-- Entries supplied start --

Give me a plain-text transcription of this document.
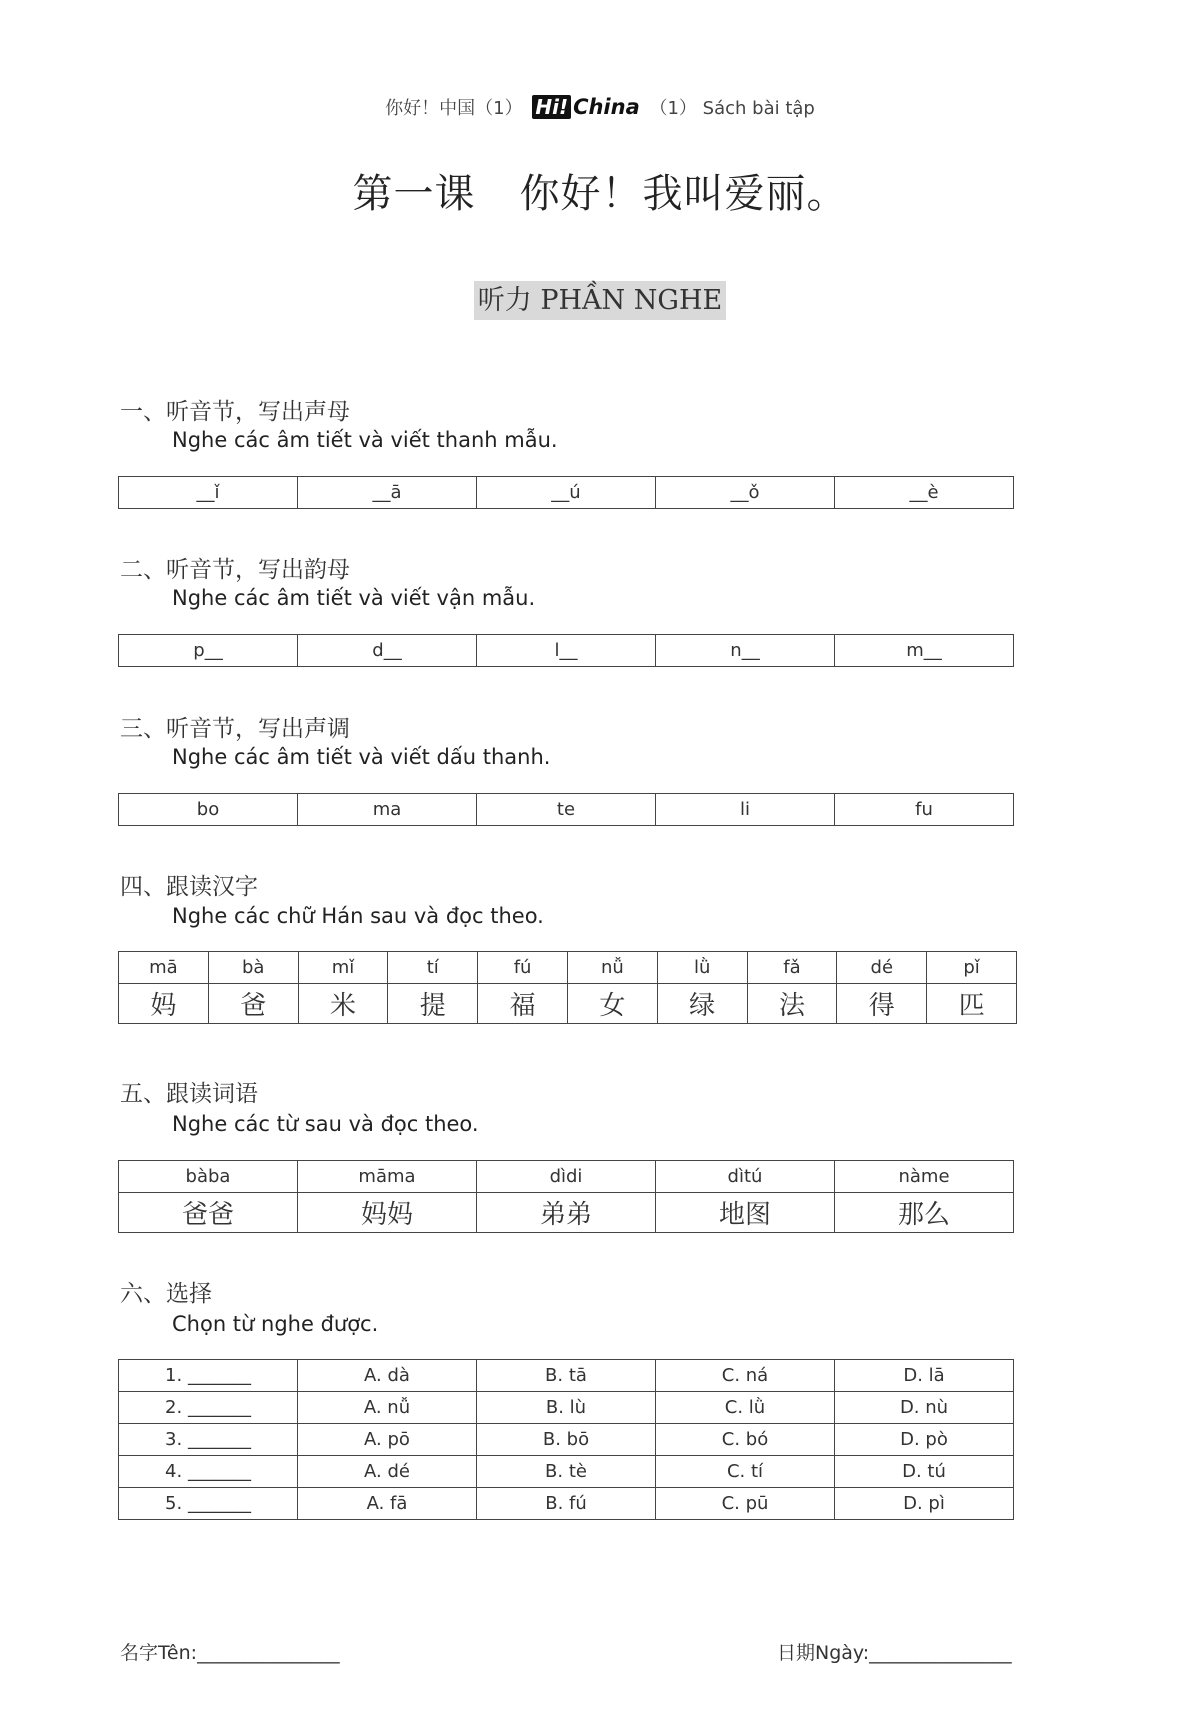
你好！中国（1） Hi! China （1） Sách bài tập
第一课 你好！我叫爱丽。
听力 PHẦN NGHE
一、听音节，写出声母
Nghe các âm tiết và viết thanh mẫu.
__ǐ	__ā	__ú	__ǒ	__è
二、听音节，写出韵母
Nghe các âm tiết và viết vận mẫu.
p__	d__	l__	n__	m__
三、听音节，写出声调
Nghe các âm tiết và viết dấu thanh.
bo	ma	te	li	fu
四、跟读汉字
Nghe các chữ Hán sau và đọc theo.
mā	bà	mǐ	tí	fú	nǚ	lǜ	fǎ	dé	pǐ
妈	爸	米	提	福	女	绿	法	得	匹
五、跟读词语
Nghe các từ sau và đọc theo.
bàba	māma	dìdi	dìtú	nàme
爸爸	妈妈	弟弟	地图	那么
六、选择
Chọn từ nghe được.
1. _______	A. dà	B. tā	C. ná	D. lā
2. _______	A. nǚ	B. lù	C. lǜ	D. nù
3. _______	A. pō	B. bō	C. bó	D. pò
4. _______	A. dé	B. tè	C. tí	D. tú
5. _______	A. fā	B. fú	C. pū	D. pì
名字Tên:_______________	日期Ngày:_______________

-- Entries supplied end --

# Set problem
Exact duplication of all the records is required; pictures are omitted from the copy.

# The solution
Give me a plain-text transcription of this document.
你好！中国（1） Hi! China （1） Sách bài tập
第一课 你好！我叫爱丽。
听力 PHẦN NGHE
一、听音节，写出声母
Nghe các âm tiết và viết thanh mẫu.
__ǐ	__ā	__ú	__ǒ	__è
二、听音节，写出韵母
Nghe các âm tiết và viết vận mẫu.
p__	d__	l__	n__	m__
三、听音节，写出声调
Nghe các âm tiết và viết dấu thanh.
bo	ma	te	li	fu
四、跟读汉字
Nghe các chữ Hán sau và đọc theo.
mā	bà	mǐ	tí	fú	nǚ	lǜ	fǎ	dé	pǐ
妈	爸	米	提	福	女	绿	法	得	匹
五、跟读词语
Nghe các từ sau và đọc theo.
bàba	māma	dìdi	dìtú	nàme
爸爸	妈妈	弟弟	地图	那么
六、选择
Chọn từ nghe được.
1. _______	A. dà	B. tā	C. ná	D. lā
2. _______	A. nǚ	B. lù	C. lǜ	D. nù
3. _______	A. pō	B. bō	C. bó	D. pò
4. _______	A. dé	B. tè	C. tí	D. tú
5. _______	A. fā	B. fú	C. pū	D. pì
名字Tên:_______________	日期Ngày:_______________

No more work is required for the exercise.